### Supplied passage
══════════

The development of supersonic combustion engines (scramjet-type) presents several challenges. Numerical simulations of scramjet engine combustion have become an attractive alternative to experimental investigations. However, supersonic combustion simulations still have several challenges: such as adequate modelling of shock/boundary layer and turbulence/chemistry interactions. The present work presents two large-eddy simulation probability density function (LES-PDF) novel formulations developed for high-speed applications. One is a conservative joint-scalar approach, where the joint-probability for reactive scalars and energy is solved, while the other is a joint velocity-scalar. The LES-PDF transport equations are solved using the Eulerian stochastic fields technique implemented in a density-based compressible solver. The performance of the models is verified through the simulations of two and three-dimensional supersonic reacting mixing layers and compared against DNS data from the literature. The results show that the joint-scalar formulation is accurate and robust, while the joint velocity-scalar closures require further development.

## Keywords

Supersonic combustion LES PDF## 1 Introduction

Hypersonic aircraft technology can be achieved by the use of air-breathing scramjet engines. In these engines combustion occurs at supersonic speeds, which involves complex physical process such as shock-boundary layer interaction and turbulence-chemistry interaction, which occur under a wide range of scales. Computational Fluid Dynamics (CFD) simulations of such phenomena are still challenging and few numerical model exists [1] that can be used in high-speed and reacting flows.

Probability Density Function (PDF) methods can provide an elegant closure to the highly non-linear source term [2] occurring in such flows. PDF turbulence models do not require a *very* fine mesh, unlike quasi-linear approaches [3], and are therefore promising for turbulence-combustion modelling.

The first compressible PDF formulation was presented by Kollmann and co-workers [4, 5]. In their model the PDF description included variables, such as density, velocity, internal energy, mixture fraction and the relative rate of volume expansion. This representation allowed the fully closure of the reactive and convective terms. Nevertheless, probably due to its mathematical complexity, it was not been further explored.

Alternative compressible PDF models were developed by Delarue and Pope [6]. The authors presented a PDF formulation including velocity, internal energy, pressure and turbulence frequency. Nik et al. [7] expanded the model to account for chemical reactions. This model also provided fully closure for the reactive and convective terms in a Large Eddy Simulation (LES) framework. The presented PDF equation was then solved using a stochastic Lagrangian procedure, where Lagrangian (or notional) particles are tracked and their ensemble average represents the PDF. The process involved interpolation between the Eulerian mesh and the Lagrangian particles which lead to non-uniform spatial resolution of the PDF. To maintain uniform accuracy (and stability) additional approaches were introduced [8].

══════════

### Supplied information
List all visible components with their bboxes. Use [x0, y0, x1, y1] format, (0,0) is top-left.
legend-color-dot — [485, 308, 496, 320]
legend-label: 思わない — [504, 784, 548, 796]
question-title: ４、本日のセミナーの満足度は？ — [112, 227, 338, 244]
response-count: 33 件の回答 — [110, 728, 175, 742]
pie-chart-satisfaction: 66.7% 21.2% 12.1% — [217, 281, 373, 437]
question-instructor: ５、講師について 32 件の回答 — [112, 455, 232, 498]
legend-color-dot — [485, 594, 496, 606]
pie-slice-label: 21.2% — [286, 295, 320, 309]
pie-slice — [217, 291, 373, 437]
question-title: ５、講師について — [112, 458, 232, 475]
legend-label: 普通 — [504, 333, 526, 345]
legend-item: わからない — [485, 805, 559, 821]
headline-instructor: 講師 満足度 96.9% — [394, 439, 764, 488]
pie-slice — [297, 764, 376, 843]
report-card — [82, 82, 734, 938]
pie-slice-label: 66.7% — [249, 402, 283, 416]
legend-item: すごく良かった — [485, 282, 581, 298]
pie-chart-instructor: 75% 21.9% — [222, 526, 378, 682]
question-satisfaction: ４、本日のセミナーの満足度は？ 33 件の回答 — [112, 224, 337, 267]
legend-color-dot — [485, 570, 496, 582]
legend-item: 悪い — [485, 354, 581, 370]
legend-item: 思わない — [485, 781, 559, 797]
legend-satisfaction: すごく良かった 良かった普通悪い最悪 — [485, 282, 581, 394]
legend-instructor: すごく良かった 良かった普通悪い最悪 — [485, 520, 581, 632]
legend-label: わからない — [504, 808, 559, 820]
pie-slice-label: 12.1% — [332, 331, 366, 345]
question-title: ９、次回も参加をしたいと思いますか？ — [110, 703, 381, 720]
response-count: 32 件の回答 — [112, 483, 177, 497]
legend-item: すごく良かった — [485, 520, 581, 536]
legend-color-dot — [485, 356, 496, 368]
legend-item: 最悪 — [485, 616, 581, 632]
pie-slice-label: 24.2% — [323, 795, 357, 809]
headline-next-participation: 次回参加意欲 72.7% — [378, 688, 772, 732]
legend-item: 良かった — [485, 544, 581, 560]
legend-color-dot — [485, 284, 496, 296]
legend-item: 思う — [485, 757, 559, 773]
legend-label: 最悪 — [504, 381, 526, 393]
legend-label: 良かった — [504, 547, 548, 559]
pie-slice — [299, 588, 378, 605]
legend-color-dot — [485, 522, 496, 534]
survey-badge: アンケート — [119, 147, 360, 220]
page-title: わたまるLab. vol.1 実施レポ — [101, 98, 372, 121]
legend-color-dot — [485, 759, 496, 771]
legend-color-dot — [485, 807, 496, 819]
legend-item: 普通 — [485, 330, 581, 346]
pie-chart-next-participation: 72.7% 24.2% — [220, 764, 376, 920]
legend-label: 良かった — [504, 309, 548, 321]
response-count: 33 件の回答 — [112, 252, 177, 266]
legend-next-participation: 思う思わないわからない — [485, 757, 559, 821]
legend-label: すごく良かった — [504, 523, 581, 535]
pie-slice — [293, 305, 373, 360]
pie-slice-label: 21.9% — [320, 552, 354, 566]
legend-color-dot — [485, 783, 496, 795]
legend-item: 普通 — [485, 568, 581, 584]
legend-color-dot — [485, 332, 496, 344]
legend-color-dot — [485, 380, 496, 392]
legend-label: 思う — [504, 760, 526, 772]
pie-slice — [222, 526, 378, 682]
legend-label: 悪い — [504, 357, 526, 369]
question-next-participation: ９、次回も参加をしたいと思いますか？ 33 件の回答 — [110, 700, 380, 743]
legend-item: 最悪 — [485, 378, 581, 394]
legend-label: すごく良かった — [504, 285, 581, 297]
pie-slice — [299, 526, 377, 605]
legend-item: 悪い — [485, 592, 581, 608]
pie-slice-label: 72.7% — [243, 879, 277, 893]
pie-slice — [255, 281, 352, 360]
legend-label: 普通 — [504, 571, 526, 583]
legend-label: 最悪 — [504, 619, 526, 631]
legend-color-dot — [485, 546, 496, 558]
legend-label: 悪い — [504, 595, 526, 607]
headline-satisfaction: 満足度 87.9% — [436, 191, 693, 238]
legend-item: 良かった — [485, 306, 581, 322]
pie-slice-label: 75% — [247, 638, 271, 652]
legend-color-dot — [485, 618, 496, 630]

══════════

### What this exercise asks
A - In the supersonic combustion excerpt, reproduce everything from "Probability Density Function (PDF)" down to "been further explored.".
B - According to the supersonic combustion excerpt, which variables did the PDF description in the model by Kollmann and co-workers include? List all of them.
C - Answer these questions from the supersonic combustion excerpt:
(i) What technique is used to solve the LES-PDF transport equations?
(ii) Who expanded the Delarue and Pope model to account for chemical reactions?
(iii) Against what data are the simulations of the supersonic reacting mixing layers compared?

### Worked answers
A -
Probability Density Function (PDF) methods can provide an elegant closure to the highly non-linear source term [2] occurring in such flows. PDF turbulence models do not require a *very* fine mesh, unlike quasi-linear approaches [3], and are therefore promising for turbulence-combustion modelling.

The first compressible PDF formulation was presented by Kollmann and co-workers [4, 5]. In their model the PDF description included variables, such as density, velocity, internal energy, mixture fraction and the relative rate of volume expansion. This representation allowed the fully closure of the reactive and convective terms. Nevertheless, probably due to its mathematical complexity, it was not been further explored.

B -
- density
- velocity
- internal energy
- mixture fraction
- relative rate of volume expansion

C -
(i) The Eulerian stochastic fields technique, implemented in a density-based compressible solver.
(ii) Nik et al.
(iii) DNS data from the literature.